** start of Supplied material **

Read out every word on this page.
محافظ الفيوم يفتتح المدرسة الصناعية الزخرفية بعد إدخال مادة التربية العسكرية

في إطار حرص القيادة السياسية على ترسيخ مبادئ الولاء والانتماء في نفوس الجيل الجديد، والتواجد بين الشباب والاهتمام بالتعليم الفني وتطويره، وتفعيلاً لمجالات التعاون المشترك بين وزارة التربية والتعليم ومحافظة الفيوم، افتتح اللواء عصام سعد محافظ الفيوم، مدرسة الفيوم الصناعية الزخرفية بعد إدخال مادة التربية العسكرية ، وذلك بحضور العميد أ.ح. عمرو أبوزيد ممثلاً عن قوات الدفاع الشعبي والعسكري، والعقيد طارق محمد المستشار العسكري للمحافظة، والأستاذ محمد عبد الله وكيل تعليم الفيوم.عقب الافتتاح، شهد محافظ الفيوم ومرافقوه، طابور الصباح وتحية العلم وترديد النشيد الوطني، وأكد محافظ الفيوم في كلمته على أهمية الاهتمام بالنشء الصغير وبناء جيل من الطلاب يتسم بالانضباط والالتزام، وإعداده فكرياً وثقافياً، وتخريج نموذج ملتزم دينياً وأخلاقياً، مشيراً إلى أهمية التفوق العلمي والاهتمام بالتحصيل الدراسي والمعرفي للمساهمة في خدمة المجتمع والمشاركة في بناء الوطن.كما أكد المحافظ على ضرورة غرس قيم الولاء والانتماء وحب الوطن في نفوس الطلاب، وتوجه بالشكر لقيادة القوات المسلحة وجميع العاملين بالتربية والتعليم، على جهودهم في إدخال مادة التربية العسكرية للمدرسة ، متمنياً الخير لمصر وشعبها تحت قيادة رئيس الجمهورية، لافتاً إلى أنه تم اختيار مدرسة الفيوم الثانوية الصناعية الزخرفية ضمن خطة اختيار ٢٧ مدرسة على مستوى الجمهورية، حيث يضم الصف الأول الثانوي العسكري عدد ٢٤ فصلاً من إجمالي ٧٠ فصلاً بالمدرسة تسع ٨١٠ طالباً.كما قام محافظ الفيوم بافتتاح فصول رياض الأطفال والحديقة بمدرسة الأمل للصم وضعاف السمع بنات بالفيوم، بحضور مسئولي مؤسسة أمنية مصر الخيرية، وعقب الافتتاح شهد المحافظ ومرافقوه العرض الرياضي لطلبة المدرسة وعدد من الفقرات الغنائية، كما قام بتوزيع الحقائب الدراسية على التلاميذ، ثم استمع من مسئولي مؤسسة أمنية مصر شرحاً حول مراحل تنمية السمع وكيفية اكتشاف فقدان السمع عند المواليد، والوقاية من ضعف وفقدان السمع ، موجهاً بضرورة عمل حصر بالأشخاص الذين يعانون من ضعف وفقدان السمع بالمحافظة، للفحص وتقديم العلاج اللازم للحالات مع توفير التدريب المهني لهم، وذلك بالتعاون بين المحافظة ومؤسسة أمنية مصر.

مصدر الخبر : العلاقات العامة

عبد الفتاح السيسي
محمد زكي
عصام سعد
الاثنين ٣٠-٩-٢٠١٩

** end of Supplied material **

Extract the data in full. Keep it word for word.

Read out every word on this page.
محافظ الفيوم يفتتح المدرسة الصناعية الزخرفية بعد إدخال مادة التربية العسكرية

في إطار حرص القيادة السياسية على ترسيخ مبادئ الولاء والانتماء في نفوس الجيل الجديد، والتواجد بين الشباب والاهتمام بالتعليم الفني وتطويره، وتفعيلاً لمجالات التعاون المشترك بين وزارة التربية والتعليم ومحافظة الفيوم، افتتح اللواء عصام سعد محافظ الفيوم، مدرسة الفيوم الصناعية الزخرفية بعد إدخال مادة التربية العسكرية ، وذلك بحضور العميد أ.ح. عمرو أبوزيد ممثلاً عن قوات الدفاع الشعبي والعسكري، والعقيد طارق محمد المستشار العسكري للمحافظة، والأستاذ محمد عبد الله وكيل تعليم الفيوم.عقب الافتتاح، شهد محافظ الفيوم ومرافقوه، طابور الصباح وتحية العلم وترديد النشيد الوطني، وأكد محافظ الفيوم في كلمته على أهمية الاهتمام بالنشء الصغير وبناء جيل من الطلاب يتسم بالانضباط والالتزام، وإعداده فكرياً وثقافياً، وتخريج نموذج ملتزم دينياً وأخلاقياً، مشيراً إلى أهمية التفوق العلمي والاهتمام بالتحصيل الدراسي والمعرفي للمساهمة في خدمة المجتمع والمشاركة في بناء الوطن.كما أكد المحافظ على ضرورة غرس قيم الولاء والانتماء وحب الوطن في نفوس الطلاب، وتوجه بالشكر لقيادة القوات المسلحة وجميع العاملين بالتربية والتعليم، على جهودهم في إدخال مادة التربية العسكرية للمدرسة ، متمنياً الخير لمصر وشعبها تحت قيادة رئيس الجمهورية، لافتاً إلى أنه تم اختيار مدرسة الفيوم الثانوية الصناعية الزخرفية ضمن خطة اختيار ٢٧ مدرسة على مستوى الجمهورية، حيث يضم الصف الأول الثانوي العسكري عدد ٢٤ فصلاً من إجمالي ٧٠ فصلاً بالمدرسة تسع ٨١٠ طالباً.كما قام محافظ الفيوم بافتتاح فصول رياض الأطفال والحديقة بمدرسة الأمل للصم وضعاف السمع بنات بالفيوم، بحضور مسئولي مؤسسة أمنية مصر الخيرية، وعقب الافتتاح شهد المحافظ ومرافقوه العرض الرياضي لطلبة المدرسة وعدد من الفقرات الغنائية، كما قام بتوزيع الحقائب الدراسية على التلاميذ، ثم استمع من مسئولي مؤسسة أمنية مصر شرحاً حول مراحل تنمية السمع وكيفية اكتشاف فقدان السمع عند المواليد، والوقاية من ضعف وفقدان السمع ، موجهاً بضرورة عمل حصر بالأشخاص الذين يعانون من ضعف وفقدان السمع بالمحافظة، للفحص وتقديم العلاج اللازم للحالات مع توفير التدريب المهني لهم، وذلك بالتعاون بين المحافظة ومؤسسة أمنية مصر.

مصدر الخبر : العلاقات العامة

عبد الفتاح السيسي
محمد زكي
عصام سعد
الاثنين ٣٠-٩-٢٠١٩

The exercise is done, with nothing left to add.